## WHAT THE EXERCISE ASKS:
Transcribe each entry below exactly. Pictures do not go in the copy.

## DATA LISTING:
==============================

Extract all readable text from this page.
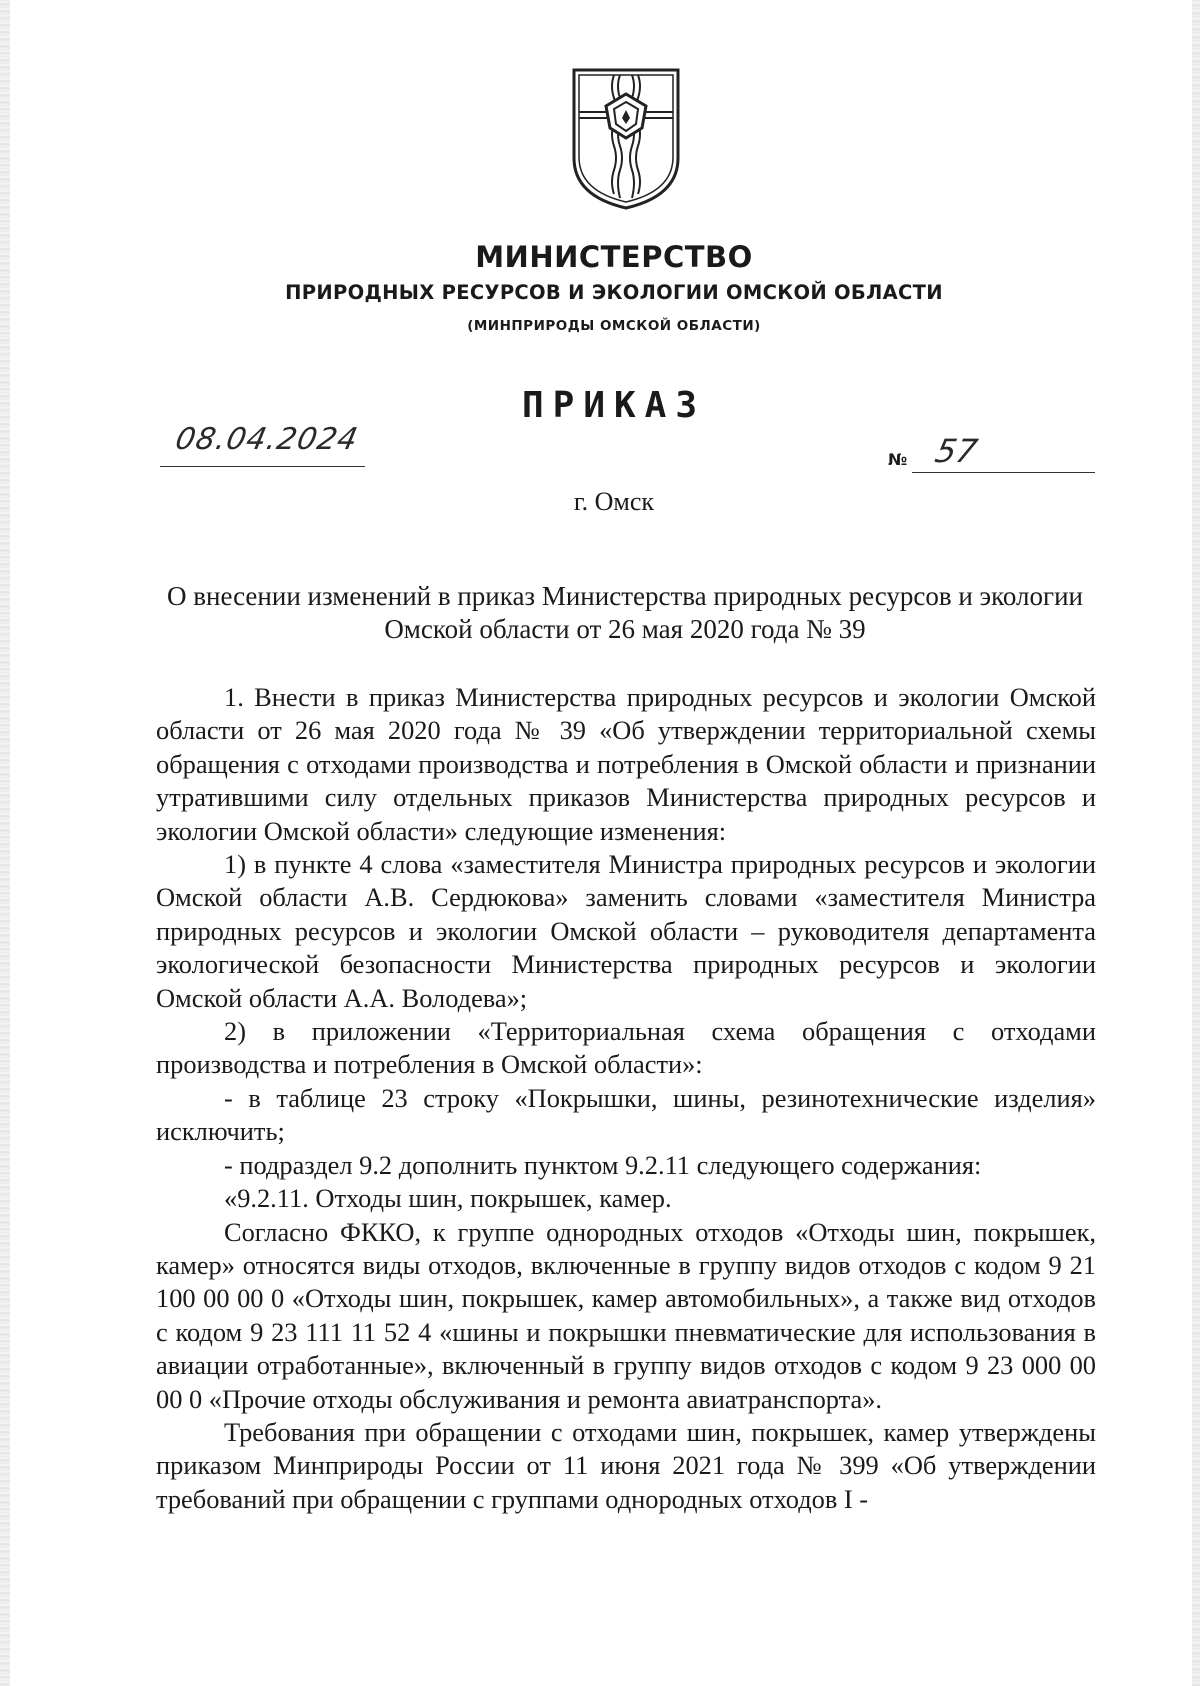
МИНИСТЕРСТВО
ПРИРОДНЫХ РЕСУРСОВ И ЭКОЛОГИИ ОМСКОЙ ОБЛАСТИ
(МИНПРИРОДЫ ОМСКОЙ ОБЛАСТИ)
ПРИКАЗ
08.04.2024
№ 57
г. Омск
О внесении изменений в приказ Министерства природных ресурсов и экологии Омской области от 26 мая 2020 года № 39

1. Внести в приказ Министерства природных ресурсов и экологии Омской области от 26 мая 2020 года № 39 «Об утверждении территориальной схемы обращения с отходами производства и потребления в Омской области и признании утратившими силу отдельных приказов Министерства природных ресурсов и экологии Омской области» следующие изменения:

1) в пункте 4 слова «заместителя Министра природных ресурсов и экологии Омской области А.В. Сердюкова» заменить словами «заместителя Министра природных ресурсов и экологии Омской области – руководителя департамента экологической безопасности Министерства природных ресурсов и экологии Омской области А.А. Володева»;

2) в приложении «Территориальная схема обращения с отходами производства и потребления в Омской области»:

- в таблице 23 строку «Покрышки, шины, резинотехнические изделия» исключить;

- подраздел 9.2 дополнить пунктом 9.2.11 следующего содержания:

«9.2.11. Отходы шин, покрышек, камер.

Согласно ФККО, к группе однородных отходов «Отходы шин, покрышек, камер» относятся виды отходов, включенные в группу видов отходов с кодом 9 21 100 00 00 0 «Отходы шин, покрышек, камер автомобильных», а также вид отходов с кодом 9 23 111 11 52 4 «шины и покрышки пневматические для использования в авиации отработанные», включенный в группу видов отходов с кодом 9 23 000 00 00 0 «Прочие отходы обслуживания и ремонта авиатранспорта».

Требования при обращении с отходами шин, покрышек, камер утверждены приказом Минприроды России от 11 июня 2021 года № 399 «Об утверждении требований при обращении с группами однородных отходов I -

==============================

## FULL RESPONSE:
Extract all readable text from this page.
МИНИСТЕРСТВО
ПРИРОДНЫХ РЕСУРСОВ И ЭКОЛОГИИ ОМСКОЙ ОБЛАСТИ
(МИНПРИРОДЫ ОМСКОЙ ОБЛАСТИ)
ПРИКАЗ
08.04.2024
№ 57
г. Омск
О внесении изменений в приказ Министерства природных ресурсов и экологии Омской области от 26 мая 2020 года № 39

1. Внести в приказ Министерства природных ресурсов и экологии Омской области от 26 мая 2020 года № 39 «Об утверждении территориальной схемы обращения с отходами производства и потребления в Омской области и признании утратившими силу отдельных приказов Министерства природных ресурсов и экологии Омской области» следующие изменения:

1) в пункте 4 слова «заместителя Министра природных ресурсов и экологии Омской области А.В. Сердюкова» заменить словами «заместителя Министра природных ресурсов и экологии Омской области – руководителя департамента экологической безопасности Министерства природных ресурсов и экологии Омской области А.А. Володева»;

2) в приложении «Территориальная схема обращения с отходами производства и потребления в Омской области»:

- в таблице 23 строку «Покрышки, шины, резинотехнические изделия» исключить;

- подраздел 9.2 дополнить пунктом 9.2.11 следующего содержания:

«9.2.11. Отходы шин, покрышек, камер.

Согласно ФККО, к группе однородных отходов «Отходы шин, покрышек, камер» относятся виды отходов, включенные в группу видов отходов с кодом 9 21 100 00 00 0 «Отходы шин, покрышек, камер автомобильных», а также вид отходов с кодом 9 23 111 11 52 4 «шины и покрышки пневматические для использования в авиации отработанные», включенный в группу видов отходов с кодом 9 23 000 00 00 0 «Прочие отходы обслуживания и ремонта авиатранспорта».

Требования при обращении с отходами шин, покрышек, камер утверждены приказом Минприроды России от 11 июня 2021 года № 399 «Об утверждении требований при обращении с группами однородных отходов I -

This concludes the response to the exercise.